* [Exercise brief]: Keep the pictures out of the copy and print all the entries below exactly.
━━━━━ Material provided ━━━━━
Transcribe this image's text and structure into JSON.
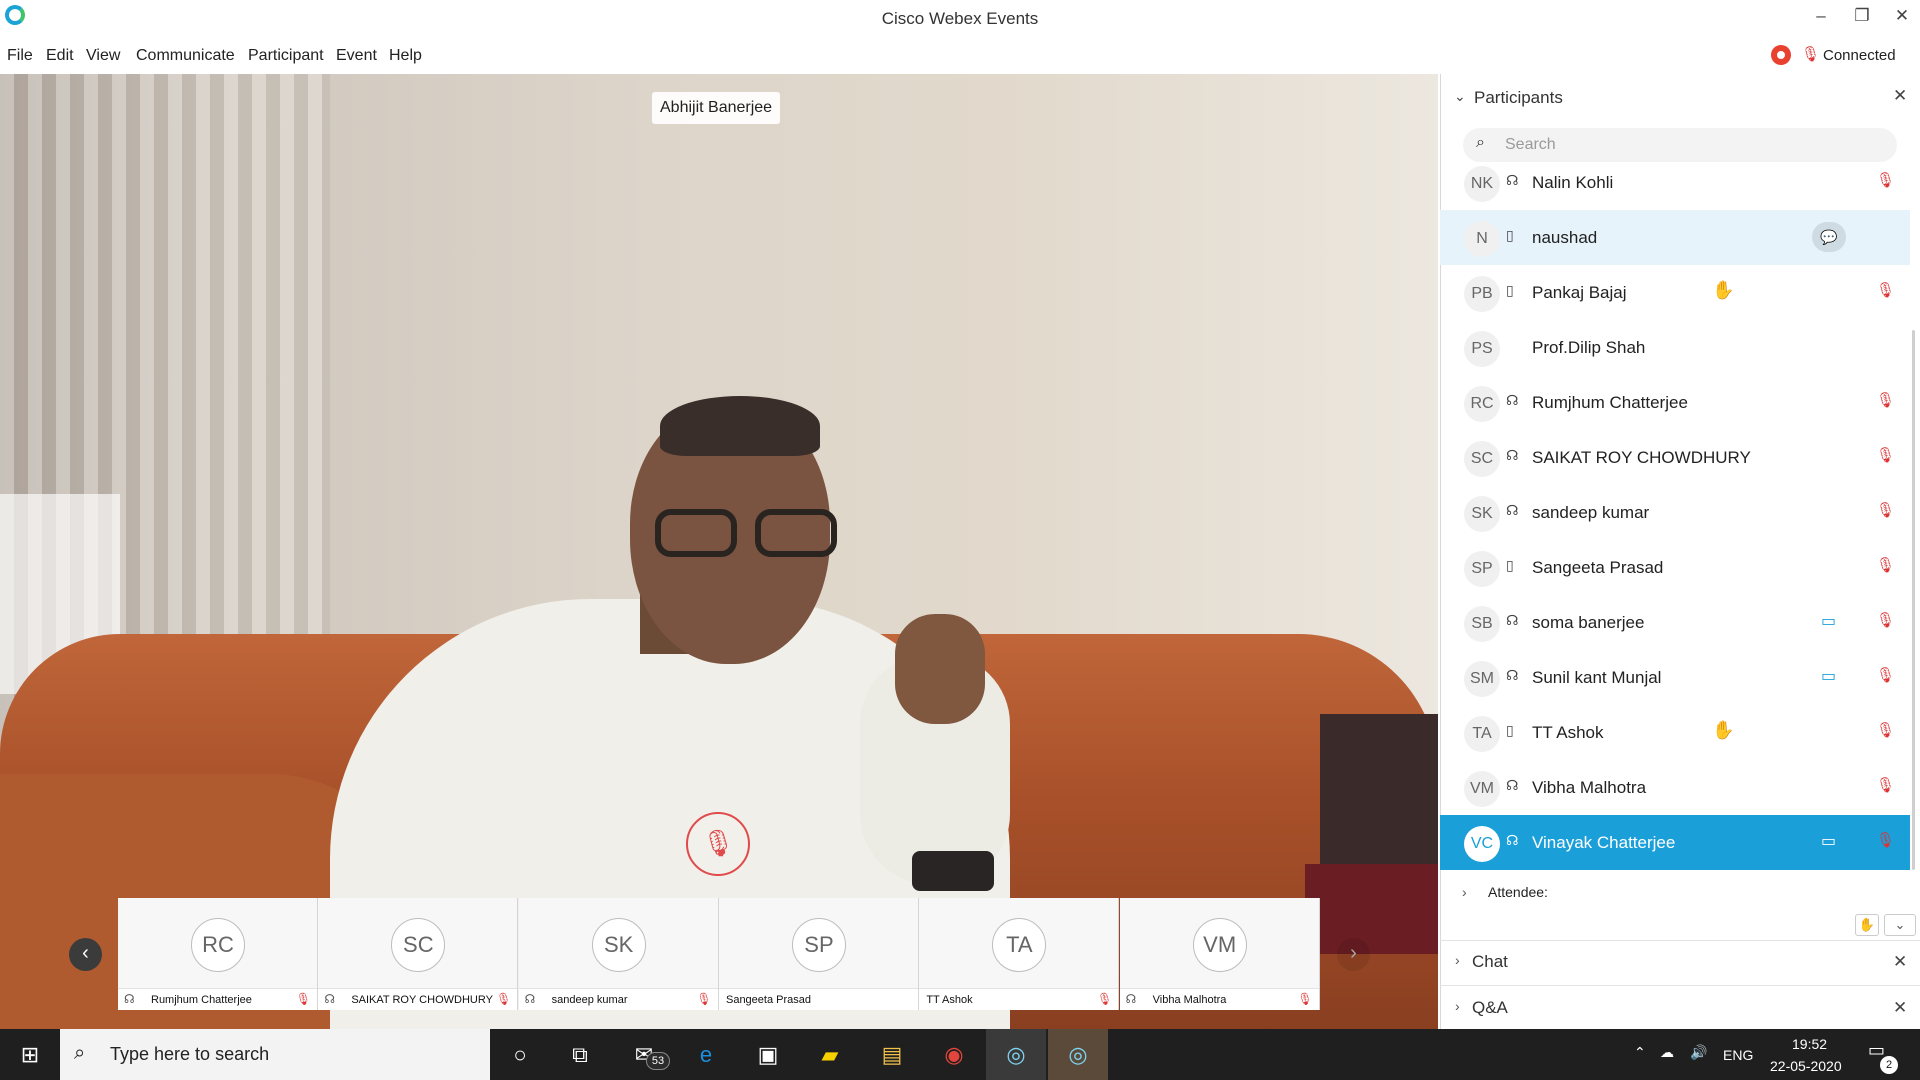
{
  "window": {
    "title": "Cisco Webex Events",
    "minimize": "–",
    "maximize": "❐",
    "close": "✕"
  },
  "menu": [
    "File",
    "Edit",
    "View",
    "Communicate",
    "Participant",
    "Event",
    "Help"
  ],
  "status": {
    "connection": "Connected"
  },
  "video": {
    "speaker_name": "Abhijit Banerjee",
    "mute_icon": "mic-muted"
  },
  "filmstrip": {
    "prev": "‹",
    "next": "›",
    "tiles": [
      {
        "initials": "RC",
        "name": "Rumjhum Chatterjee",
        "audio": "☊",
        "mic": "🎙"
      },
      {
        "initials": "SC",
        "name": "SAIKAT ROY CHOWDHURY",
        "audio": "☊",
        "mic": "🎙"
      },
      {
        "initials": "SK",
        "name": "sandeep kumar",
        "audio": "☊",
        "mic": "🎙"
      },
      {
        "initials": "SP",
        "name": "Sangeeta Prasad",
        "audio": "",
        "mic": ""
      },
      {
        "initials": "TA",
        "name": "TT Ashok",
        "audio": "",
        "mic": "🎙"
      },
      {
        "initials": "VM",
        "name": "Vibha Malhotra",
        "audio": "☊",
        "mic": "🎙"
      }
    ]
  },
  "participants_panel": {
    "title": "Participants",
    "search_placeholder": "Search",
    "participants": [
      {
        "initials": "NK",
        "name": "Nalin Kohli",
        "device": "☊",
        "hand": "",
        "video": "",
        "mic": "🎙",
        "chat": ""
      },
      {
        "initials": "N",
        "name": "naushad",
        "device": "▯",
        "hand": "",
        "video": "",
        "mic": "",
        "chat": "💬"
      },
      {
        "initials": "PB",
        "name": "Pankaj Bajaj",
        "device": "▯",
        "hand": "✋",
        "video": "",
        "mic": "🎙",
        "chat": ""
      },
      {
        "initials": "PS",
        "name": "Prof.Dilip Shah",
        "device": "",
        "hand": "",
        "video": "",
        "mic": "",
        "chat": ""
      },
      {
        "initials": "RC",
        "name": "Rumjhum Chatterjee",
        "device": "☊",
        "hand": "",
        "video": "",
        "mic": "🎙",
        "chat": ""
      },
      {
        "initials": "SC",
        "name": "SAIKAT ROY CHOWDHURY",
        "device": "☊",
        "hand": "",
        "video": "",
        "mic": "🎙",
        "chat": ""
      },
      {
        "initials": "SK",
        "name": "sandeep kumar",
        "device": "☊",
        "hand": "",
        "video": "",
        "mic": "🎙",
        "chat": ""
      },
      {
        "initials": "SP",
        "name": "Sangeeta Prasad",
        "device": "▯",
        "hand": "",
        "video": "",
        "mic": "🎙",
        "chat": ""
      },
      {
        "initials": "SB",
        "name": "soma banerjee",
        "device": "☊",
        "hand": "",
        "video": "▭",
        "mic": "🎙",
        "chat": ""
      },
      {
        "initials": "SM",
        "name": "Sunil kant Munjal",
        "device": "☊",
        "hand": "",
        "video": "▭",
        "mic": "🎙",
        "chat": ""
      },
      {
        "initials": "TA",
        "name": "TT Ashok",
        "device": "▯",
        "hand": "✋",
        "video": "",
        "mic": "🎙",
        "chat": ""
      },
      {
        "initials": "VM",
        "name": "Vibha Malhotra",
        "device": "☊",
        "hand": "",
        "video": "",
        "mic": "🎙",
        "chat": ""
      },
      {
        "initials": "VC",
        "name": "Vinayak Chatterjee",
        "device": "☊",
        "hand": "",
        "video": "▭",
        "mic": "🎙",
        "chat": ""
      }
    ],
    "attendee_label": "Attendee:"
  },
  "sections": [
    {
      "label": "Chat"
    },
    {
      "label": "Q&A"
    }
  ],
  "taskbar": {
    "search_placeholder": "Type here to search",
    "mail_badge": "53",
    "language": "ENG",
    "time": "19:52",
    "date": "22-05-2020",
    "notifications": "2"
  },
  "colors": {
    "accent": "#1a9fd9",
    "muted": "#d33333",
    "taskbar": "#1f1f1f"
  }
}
━━━━━
* [Result of the task]:
Transcribe this image's text and structure into JSON.
{
  "window": {
    "title": "Cisco Webex Events",
    "minimize": "–",
    "maximize": "❐",
    "close": "✕"
  },
  "menu": [
    "File",
    "Edit",
    "View",
    "Communicate",
    "Participant",
    "Event",
    "Help"
  ],
  "status": {
    "connection": "Connected"
  },
  "video": {
    "speaker_name": "Abhijit Banerjee",
    "mute_icon": "mic-muted"
  },
  "filmstrip": {
    "prev": "‹",
    "next": "›",
    "tiles": [
      {
        "initials": "RC",
        "name": "Rumjhum Chatterjee",
        "audio": "☊",
        "mic": "🎙"
      },
      {
        "initials": "SC",
        "name": "SAIKAT ROY CHOWDHURY",
        "audio": "☊",
        "mic": "🎙"
      },
      {
        "initials": "SK",
        "name": "sandeep kumar",
        "audio": "☊",
        "mic": "🎙"
      },
      {
        "initials": "SP",
        "name": "Sangeeta Prasad",
        "audio": "",
        "mic": ""
      },
      {
        "initials": "TA",
        "name": "TT Ashok",
        "audio": "",
        "mic": "🎙"
      },
      {
        "initials": "VM",
        "name": "Vibha Malhotra",
        "audio": "☊",
        "mic": "🎙"
      }
    ]
  },
  "participants_panel": {
    "title": "Participants",
    "search_placeholder": "Search",
    "participants": [
      {
        "initials": "NK",
        "name": "Nalin Kohli",
        "device": "☊",
        "hand": "",
        "video": "",
        "mic": "🎙",
        "chat": ""
      },
      {
        "initials": "N",
        "name": "naushad",
        "device": "▯",
        "hand": "",
        "video": "",
        "mic": "",
        "chat": "💬"
      },
      {
        "initials": "PB",
        "name": "Pankaj Bajaj",
        "device": "▯",
        "hand": "✋",
        "video": "",
        "mic": "🎙",
        "chat": ""
      },
      {
        "initials": "PS",
        "name": "Prof.Dilip Shah",
        "device": "",
        "hand": "",
        "video": "",
        "mic": "",
        "chat": ""
      },
      {
        "initials": "RC",
        "name": "Rumjhum Chatterjee",
        "device": "☊",
        "hand": "",
        "video": "",
        "mic": "🎙",
        "chat": ""
      },
      {
        "initials": "SC",
        "name": "SAIKAT ROY CHOWDHURY",
        "device": "☊",
        "hand": "",
        "video": "",
        "mic": "🎙",
        "chat": ""
      },
      {
        "initials": "SK",
        "name": "sandeep kumar",
        "device": "☊",
        "hand": "",
        "video": "",
        "mic": "🎙",
        "chat": ""
      },
      {
        "initials": "SP",
        "name": "Sangeeta Prasad",
        "device": "▯",
        "hand": "",
        "video": "",
        "mic": "🎙",
        "chat": ""
      },
      {
        "initials": "SB",
        "name": "soma banerjee",
        "device": "☊",
        "hand": "",
        "video": "▭",
        "mic": "🎙",
        "chat": ""
      },
      {
        "initials": "SM",
        "name": "Sunil kant Munjal",
        "device": "☊",
        "hand": "",
        "video": "▭",
        "mic": "🎙",
        "chat": ""
      },
      {
        "initials": "TA",
        "name": "TT Ashok",
        "device": "▯",
        "hand": "✋",
        "video": "",
        "mic": "🎙",
        "chat": ""
      },
      {
        "initials": "VM",
        "name": "Vibha Malhotra",
        "device": "☊",
        "hand": "",
        "video": "",
        "mic": "🎙",
        "chat": ""
      },
      {
        "initials": "VC",
        "name": "Vinayak Chatterjee",
        "device": "☊",
        "hand": "",
        "video": "▭",
        "mic": "🎙",
        "chat": ""
      }
    ],
    "attendee_label": "Attendee:"
  },
  "sections": [
    {
      "label": "Chat"
    },
    {
      "label": "Q&A"
    }
  ],
  "taskbar": {
    "search_placeholder": "Type here to search",
    "mail_badge": "53",
    "language": "ENG",
    "time": "19:52",
    "date": "22-05-2020",
    "notifications": "2"
  },
  "colors": {
    "accent": "#1a9fd9",
    "muted": "#d33333",
    "taskbar": "#1f1f1f"
  }
}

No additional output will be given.